#### EXERCISE DIRECTIONS:
Print the entries below word for word; the pictures stay out of your copy.

*** EXERCISE DATA ***

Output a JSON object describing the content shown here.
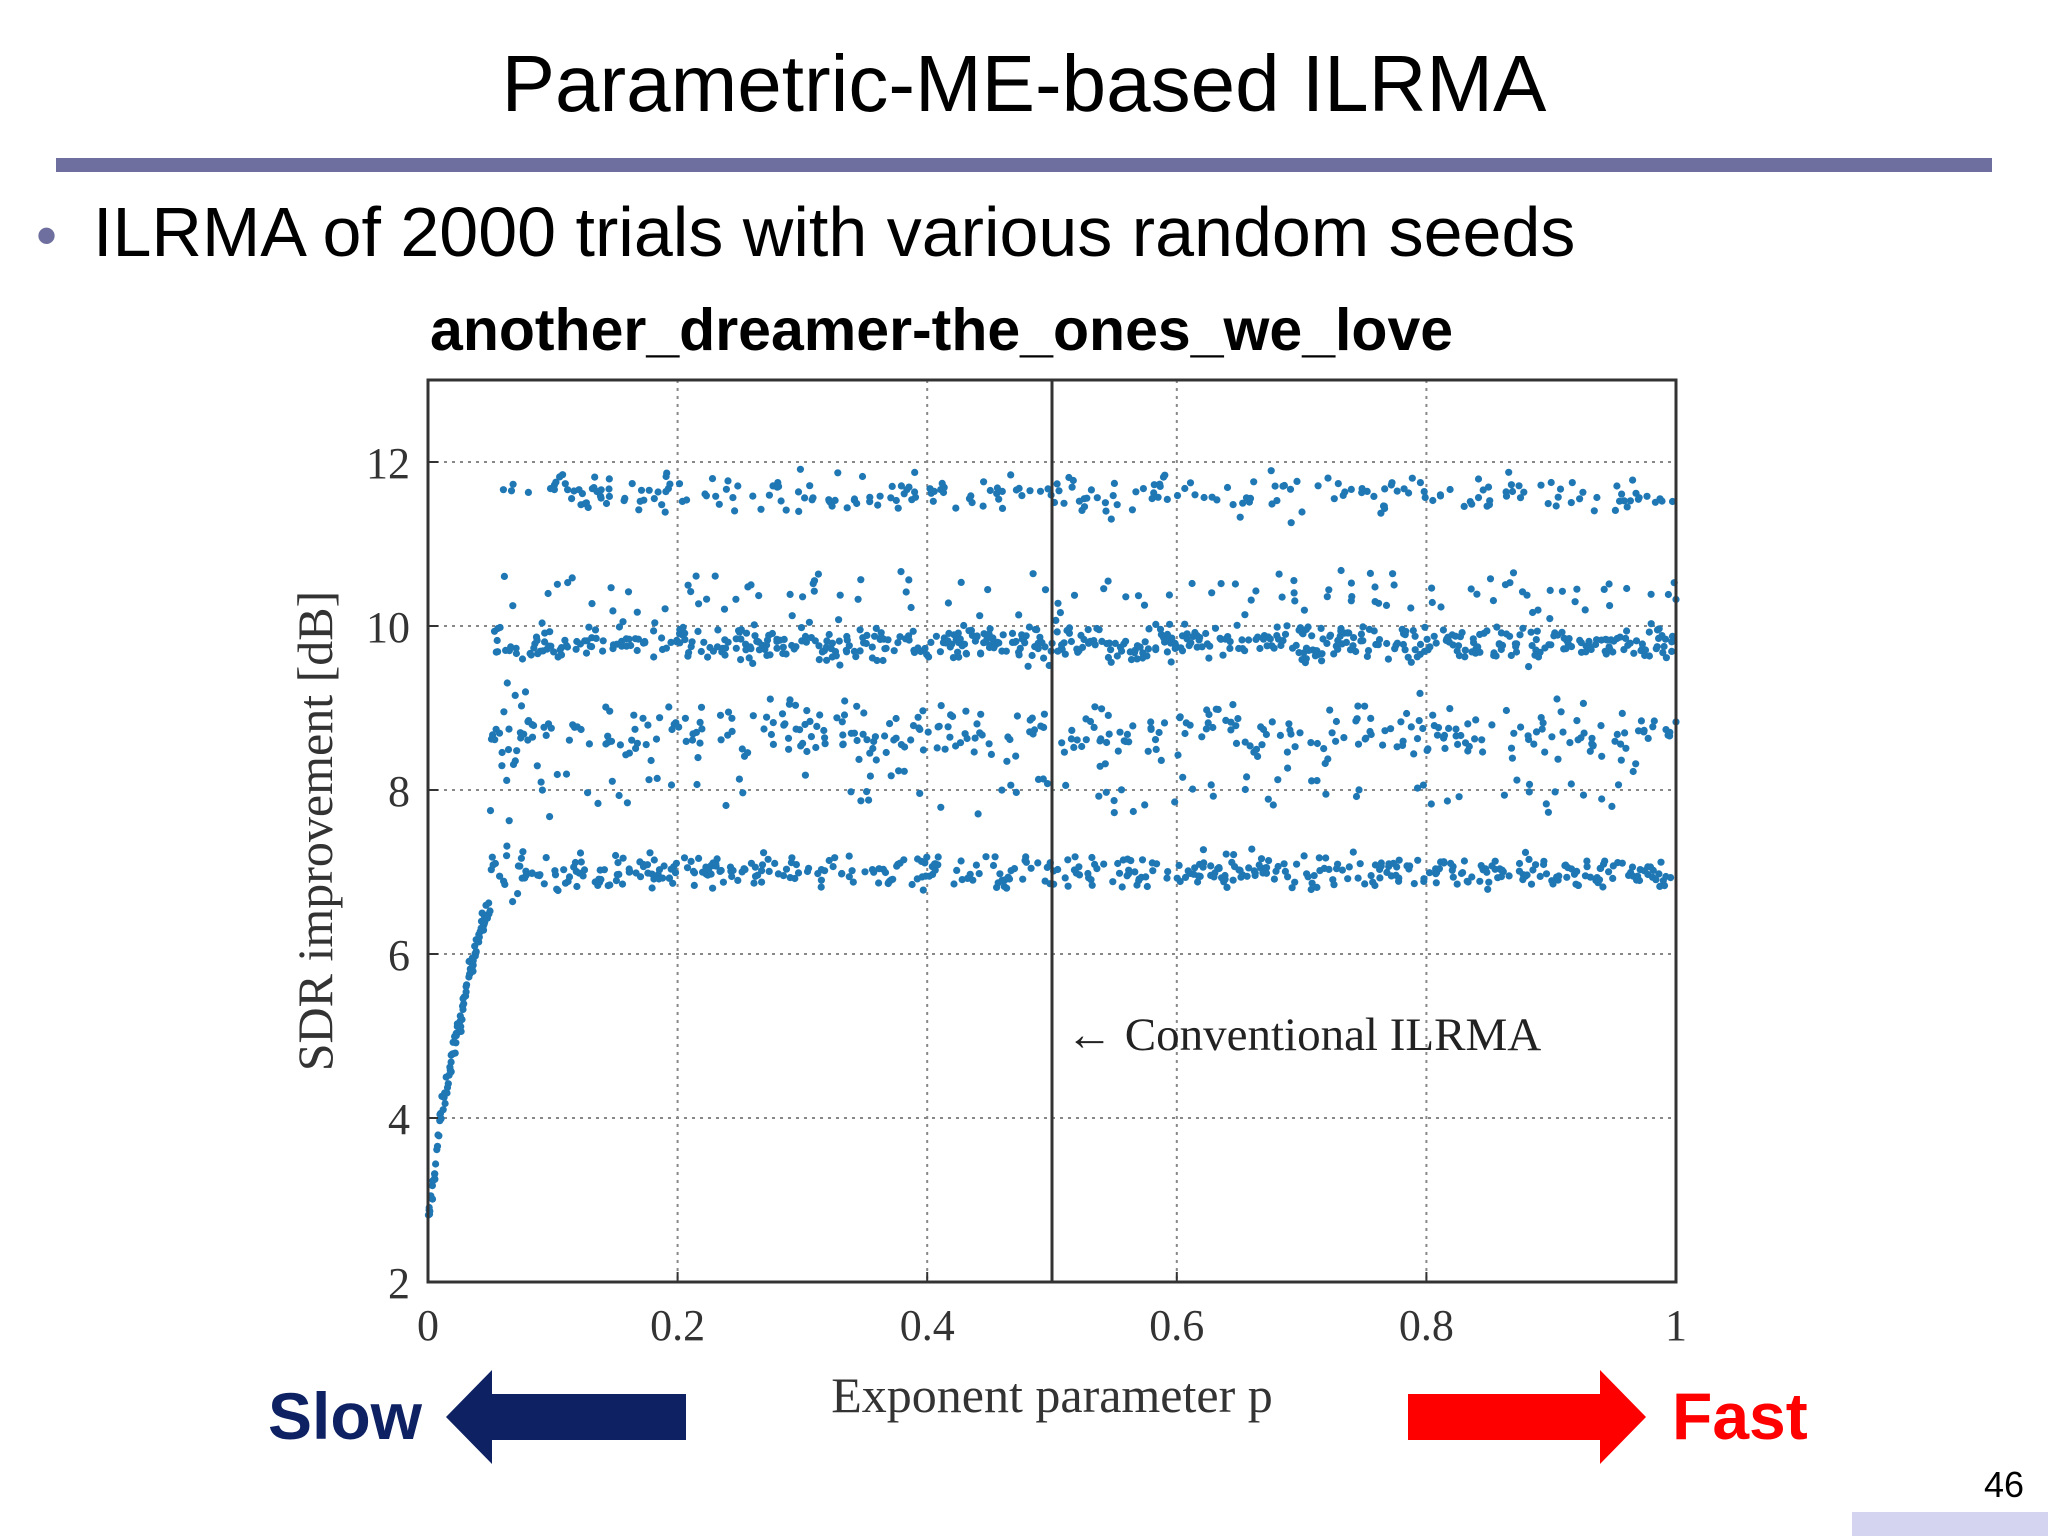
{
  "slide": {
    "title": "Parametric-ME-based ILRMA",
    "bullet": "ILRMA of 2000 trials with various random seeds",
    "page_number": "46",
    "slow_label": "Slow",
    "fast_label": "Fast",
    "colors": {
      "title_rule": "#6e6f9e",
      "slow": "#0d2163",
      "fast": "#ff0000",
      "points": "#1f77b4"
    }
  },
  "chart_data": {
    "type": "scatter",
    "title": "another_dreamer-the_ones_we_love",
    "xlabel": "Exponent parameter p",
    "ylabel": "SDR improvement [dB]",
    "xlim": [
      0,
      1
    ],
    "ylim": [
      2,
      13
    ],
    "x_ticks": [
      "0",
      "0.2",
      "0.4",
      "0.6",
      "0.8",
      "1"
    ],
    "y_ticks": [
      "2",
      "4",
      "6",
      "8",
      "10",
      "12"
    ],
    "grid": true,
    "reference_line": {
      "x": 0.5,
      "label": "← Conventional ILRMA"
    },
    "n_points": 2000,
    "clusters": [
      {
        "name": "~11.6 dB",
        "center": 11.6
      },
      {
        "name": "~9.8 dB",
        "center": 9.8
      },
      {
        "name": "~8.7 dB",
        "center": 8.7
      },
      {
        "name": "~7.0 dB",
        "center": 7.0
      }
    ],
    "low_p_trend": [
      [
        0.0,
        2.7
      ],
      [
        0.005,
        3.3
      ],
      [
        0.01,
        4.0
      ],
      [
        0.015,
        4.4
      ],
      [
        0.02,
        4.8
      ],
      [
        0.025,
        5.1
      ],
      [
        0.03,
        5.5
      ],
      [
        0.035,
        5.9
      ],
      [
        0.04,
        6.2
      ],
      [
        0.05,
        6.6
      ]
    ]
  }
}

***

#### FULL OUTPUT:
Output a JSON object describing the content shown here.
{
  "slide": {
    "title": "Parametric-ME-based ILRMA",
    "bullet": "ILRMA of 2000 trials with various random seeds",
    "page_number": "46",
    "slow_label": "Slow",
    "fast_label": "Fast",
    "colors": {
      "title_rule": "#6e6f9e",
      "slow": "#0d2163",
      "fast": "#ff0000",
      "points": "#1f77b4"
    }
  },
  "chart_data": {
    "type": "scatter",
    "title": "another_dreamer-the_ones_we_love",
    "xlabel": "Exponent parameter p",
    "ylabel": "SDR improvement [dB]",
    "xlim": [
      0,
      1
    ],
    "ylim": [
      2,
      13
    ],
    "x_ticks": [
      "0",
      "0.2",
      "0.4",
      "0.6",
      "0.8",
      "1"
    ],
    "y_ticks": [
      "2",
      "4",
      "6",
      "8",
      "10",
      "12"
    ],
    "grid": true,
    "reference_line": {
      "x": 0.5,
      "label": "← Conventional ILRMA"
    },
    "n_points": 2000,
    "clusters": [
      {
        "name": "~11.6 dB",
        "center": 11.6
      },
      {
        "name": "~9.8 dB",
        "center": 9.8
      },
      {
        "name": "~8.7 dB",
        "center": 8.7
      },
      {
        "name": "~7.0 dB",
        "center": 7.0
      }
    ],
    "low_p_trend": [
      [
        0.0,
        2.7
      ],
      [
        0.005,
        3.3
      ],
      [
        0.01,
        4.0
      ],
      [
        0.015,
        4.4
      ],
      [
        0.02,
        4.8
      ],
      [
        0.025,
        5.1
      ],
      [
        0.03,
        5.5
      ],
      [
        0.035,
        5.9
      ],
      [
        0.04,
        6.2
      ],
      [
        0.05,
        6.6
      ]
    ]
  }
}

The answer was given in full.